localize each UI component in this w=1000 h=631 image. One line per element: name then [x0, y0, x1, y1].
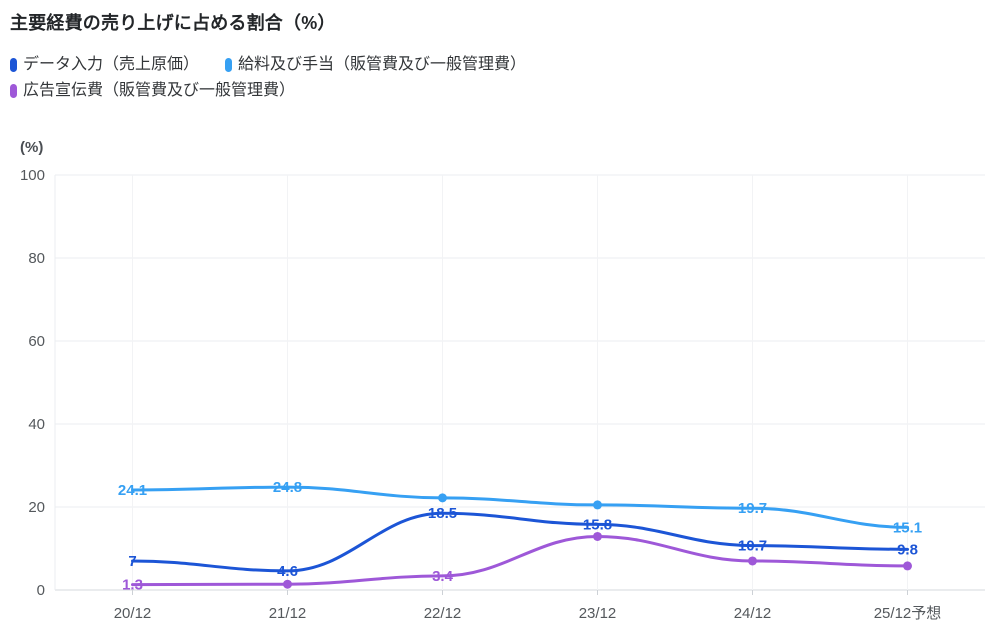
x-tick-label: 24/12 — [734, 605, 772, 622]
x-tick-label: 22/12 — [424, 605, 462, 622]
data-point-label: 1.3 — [122, 577, 143, 594]
legend-row-1: データ入力（売上原価） 給料及び手当（販管費及び一般管理費） — [10, 55, 526, 75]
data-point-dot[interactable] — [593, 531, 602, 541]
legend-item-salaries[interactable]: 給料及び手当（販管費及び一般管理費） — [225, 55, 526, 75]
data-point-label: 19.7 — [738, 500, 767, 517]
data-point-label: 24.1 — [118, 482, 147, 499]
x-tick-label: 23/12 — [579, 605, 617, 622]
y-axis-unit-label: (%) — [20, 139, 43, 156]
chart-legend: データ入力（売上原価） 給料及び手当（販管費及び一般管理費） 広告宣伝費（販管費… — [10, 55, 526, 101]
legend-item-label: 給料及び手当（販管費及び一般管理費） — [238, 56, 527, 73]
legend-marker-icon — [10, 84, 17, 98]
data-point-dot[interactable] — [438, 493, 447, 503]
legend-marker-icon — [10, 58, 17, 72]
data-point-label: 24.8 — [273, 479, 302, 496]
data-point-dot[interactable] — [903, 561, 912, 571]
data-point-label: 9.8 — [897, 541, 918, 558]
data-point-label: 7 — [128, 553, 136, 570]
y-tick-label: 20 — [28, 499, 45, 516]
y-tick-label: 0 — [37, 582, 45, 599]
x-tick-label: 21/12 — [269, 605, 307, 622]
legend-marker-icon — [225, 58, 233, 72]
y-tick-label: 80 — [28, 250, 45, 267]
series-line — [131, 511, 909, 573]
legend-item-advertising[interactable]: 広告宣伝費（販管費及び一般管理費） — [10, 81, 295, 101]
data-point-label: 15.8 — [583, 516, 612, 533]
legend-item-data-input[interactable]: データ入力（売上原価） — [10, 55, 199, 75]
legend-item-label: 広告宣伝費（販管費及び一般管理費） — [23, 82, 296, 99]
data-point-label: 10.7 — [738, 538, 767, 555]
x-tick-label: 20/12 — [114, 605, 152, 622]
data-point-dot[interactable] — [748, 556, 757, 566]
y-tick-label: 40 — [28, 416, 45, 433]
legend-item-label: データ入力（売上原価） — [23, 56, 200, 73]
data-point-label: 3.4 — [432, 568, 454, 585]
page-title: 主要経費の売り上げに占める割合（%） — [10, 13, 336, 33]
data-point-label: 18.5 — [428, 505, 457, 522]
series-line — [131, 485, 909, 529]
data-point-dot[interactable] — [283, 579, 292, 589]
data-point-label: 4.6 — [277, 563, 298, 580]
data-point-dot[interactable] — [593, 500, 602, 510]
y-tick-label: 100 — [20, 167, 45, 184]
y-tick-label: 60 — [28, 333, 45, 350]
legend-row-2: 広告宣伝費（販管費及び一般管理費） — [10, 81, 526, 101]
data-point-label: 15.1 — [893, 519, 922, 536]
x-tick-label: 25/12予想 — [874, 605, 942, 622]
series-line — [131, 534, 909, 587]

__Short problem__.
Render all the material above as a numbered list with one line per item. Skip any blank lines and leave out the pictures.

__Solution to the problem__.
1. localize each UI component in this w=1000 h=631 image. One line per element: name then [x0, y0, x1, y1].
2. x-tick-label: 24/12 — [734, 605, 772, 622]
3. x-tick-label: 22/12 — [424, 605, 462, 622]
4. data-point-label: 1.3 — [122, 577, 143, 594]
5. legend-row-1: データ入力（売上原価） 給料及び手当（販管費及び一般管理費） — [10, 55, 526, 75]
6. data-point-dot[interactable] — [593, 531, 602, 541]
7. legend-item-salaries[interactable]: 給料及び手当（販管費及び一般管理費） — [225, 55, 526, 75]
8. data-point-label: 19.7 — [738, 500, 767, 517]
9. data-point-label: 24.1 — [118, 482, 147, 499]
10. x-tick-label: 23/12 — [579, 605, 617, 622]
11. y-axis-unit-label: (%) — [20, 139, 43, 156]
12. chart-legend: データ入力（売上原価） 給料及び手当（販管費及び一般管理費） 広告宣伝費（販管費… — [10, 55, 526, 101]
13. legend-item-label: 給料及び手当（販管費及び一般管理費） — [238, 56, 527, 73]
14. legend-marker-icon — [10, 84, 17, 98]
15. data-point-dot[interactable] — [438, 493, 447, 503]
16. legend-marker-icon — [10, 58, 17, 72]
17. data-point-label: 24.8 — [273, 479, 302, 496]
18. data-point-dot[interactable] — [903, 561, 912, 571]
19. data-point-label: 9.8 — [897, 541, 918, 558]
20. data-point-label: 7 — [128, 553, 136, 570]
21. y-tick-label: 20 — [28, 499, 45, 516]
22. y-tick-label: 0 — [37, 582, 45, 599]
23. x-tick-label: 21/12 — [269, 605, 307, 622]
24. legend-marker-icon — [225, 58, 233, 72]
25. y-tick-label: 80 — [28, 250, 45, 267]
26. series-line — [131, 511, 909, 573]
27. legend-item-advertising[interactable]: 広告宣伝費（販管費及び一般管理費） — [10, 81, 295, 101]
28. data-point-label: 15.8 — [583, 516, 612, 533]
29. legend-item-data-input[interactable]: データ入力（売上原価） — [10, 55, 199, 75]
30. legend-item-label: 広告宣伝費（販管費及び一般管理費） — [23, 82, 296, 99]
31. data-point-label: 10.7 — [738, 538, 767, 555]
32. x-tick-label: 20/12 — [114, 605, 152, 622]
33. data-point-dot[interactable] — [748, 556, 757, 566]
34. y-tick-label: 40 — [28, 416, 45, 433]
35. legend-item-label: データ入力（売上原価） — [23, 56, 200, 73]
36. data-point-label: 3.4 — [432, 568, 454, 585]
37. page-title: 主要経費の売り上げに占める割合（%） — [10, 13, 336, 33]
38. data-point-label: 18.5 — [428, 505, 457, 522]
39. series-line — [131, 485, 909, 529]
40. data-point-dot[interactable] — [283, 579, 292, 589]
41. data-point-label: 4.6 — [277, 563, 298, 580]
42. data-point-dot[interactable] — [593, 500, 602, 510]
43. y-tick-label: 100 — [20, 167, 45, 184]
44. y-tick-label: 60 — [28, 333, 45, 350]
45. legend-row-2: 広告宣伝費（販管費及び一般管理費） — [10, 81, 526, 101]
46. data-point-label: 15.1 — [893, 519, 922, 536]
47. x-tick-label: 25/12予想 — [874, 605, 942, 622]
48. series-line — [131, 534, 909, 587]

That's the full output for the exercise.